- [DATA PROVIDED]
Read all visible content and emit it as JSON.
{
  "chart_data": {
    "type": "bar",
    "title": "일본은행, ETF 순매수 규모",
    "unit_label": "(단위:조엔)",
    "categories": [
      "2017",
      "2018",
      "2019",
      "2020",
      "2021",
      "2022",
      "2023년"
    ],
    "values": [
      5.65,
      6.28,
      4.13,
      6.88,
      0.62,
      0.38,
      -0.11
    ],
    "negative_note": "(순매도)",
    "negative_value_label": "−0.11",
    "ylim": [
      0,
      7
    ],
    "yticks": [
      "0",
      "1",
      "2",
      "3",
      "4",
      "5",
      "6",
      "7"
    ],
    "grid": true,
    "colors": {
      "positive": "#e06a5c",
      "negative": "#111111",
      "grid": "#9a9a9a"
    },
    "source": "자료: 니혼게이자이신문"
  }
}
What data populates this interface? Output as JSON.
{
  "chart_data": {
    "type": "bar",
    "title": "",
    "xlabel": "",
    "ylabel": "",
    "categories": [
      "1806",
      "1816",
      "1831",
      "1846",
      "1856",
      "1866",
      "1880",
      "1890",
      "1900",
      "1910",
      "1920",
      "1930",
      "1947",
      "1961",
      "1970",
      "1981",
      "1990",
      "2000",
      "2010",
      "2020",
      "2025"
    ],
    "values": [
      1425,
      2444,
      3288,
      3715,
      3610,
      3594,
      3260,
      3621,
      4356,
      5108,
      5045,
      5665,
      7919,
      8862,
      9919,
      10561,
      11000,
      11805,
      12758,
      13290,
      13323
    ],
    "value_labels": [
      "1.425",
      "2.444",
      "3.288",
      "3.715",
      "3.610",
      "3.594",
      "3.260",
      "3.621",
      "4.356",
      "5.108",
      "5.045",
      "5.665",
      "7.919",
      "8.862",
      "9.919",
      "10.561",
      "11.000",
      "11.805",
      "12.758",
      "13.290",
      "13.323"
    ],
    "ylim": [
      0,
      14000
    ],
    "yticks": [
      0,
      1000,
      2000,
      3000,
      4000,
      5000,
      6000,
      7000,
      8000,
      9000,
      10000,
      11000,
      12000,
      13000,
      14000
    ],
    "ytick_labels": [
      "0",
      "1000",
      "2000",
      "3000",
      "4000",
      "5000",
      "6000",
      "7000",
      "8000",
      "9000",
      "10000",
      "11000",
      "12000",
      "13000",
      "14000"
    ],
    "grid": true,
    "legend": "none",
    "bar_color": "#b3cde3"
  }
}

- [GIVEN EXERCISE] Exactly reproduce the material above.

- [OUTPUT BELOW]
Read all visible content and emit it as JSON.
{
  "chart_data": {
    "type": "bar",
    "title": "일본은행, ETF 순매수 규모",
    "unit_label": "(단위:조엔)",
    "categories": [
      "2017",
      "2018",
      "2019",
      "2020",
      "2021",
      "2022",
      "2023년"
    ],
    "values": [
      5.65,
      6.28,
      4.13,
      6.88,
      0.62,
      0.38,
      -0.11
    ],
    "negative_note": "(순매도)",
    "negative_value_label": "−0.11",
    "ylim": [
      0,
      7
    ],
    "yticks": [
      "0",
      "1",
      "2",
      "3",
      "4",
      "5",
      "6",
      "7"
    ],
    "grid": true,
    "colors": {
      "positive": "#e06a5c",
      "negative": "#111111",
      "grid": "#9a9a9a"
    },
    "source": "자료: 니혼게이자이신문"
  }
}
What data populates this interface? Output as JSON.
{
  "chart_data": {
    "type": "bar",
    "title": "",
    "xlabel": "",
    "ylabel": "",
    "categories": [
      "1806",
      "1816",
      "1831",
      "1846",
      "1856",
      "1866",
      "1880",
      "1890",
      "1900",
      "1910",
      "1920",
      "1930",
      "1947",
      "1961",
      "1970",
      "1981",
      "1990",
      "2000",
      "2010",
      "2020",
      "2025"
    ],
    "values": [
      1425,
      2444,
      3288,
      3715,
      3610,
      3594,
      3260,
      3621,
      4356,
      5108,
      5045,
      5665,
      7919,
      8862,
      9919,
      10561,
      11000,
      11805,
      12758,
      13290,
      13323
    ],
    "value_labels": [
      "1.425",
      "2.444",
      "3.288",
      "3.715",
      "3.610",
      "3.594",
      "3.260",
      "3.621",
      "4.356",
      "5.108",
      "5.045",
      "5.665",
      "7.919",
      "8.862",
      "9.919",
      "10.561",
      "11.000",
      "11.805",
      "12.758",
      "13.290",
      "13.323"
    ],
    "ylim": [
      0,
      14000
    ],
    "yticks": [
      0,
      1000,
      2000,
      3000,
      4000,
      5000,
      6000,
      7000,
      8000,
      9000,
      10000,
      11000,
      12000,
      13000,
      14000
    ],
    "ytick_labels": [
      "0",
      "1000",
      "2000",
      "3000",
      "4000",
      "5000",
      "6000",
      "7000",
      "8000",
      "9000",
      "10000",
      "11000",
      "12000",
      "13000",
      "14000"
    ],
    "grid": true,
    "legend": "none",
    "bar_color": "#b3cde3"
  }
}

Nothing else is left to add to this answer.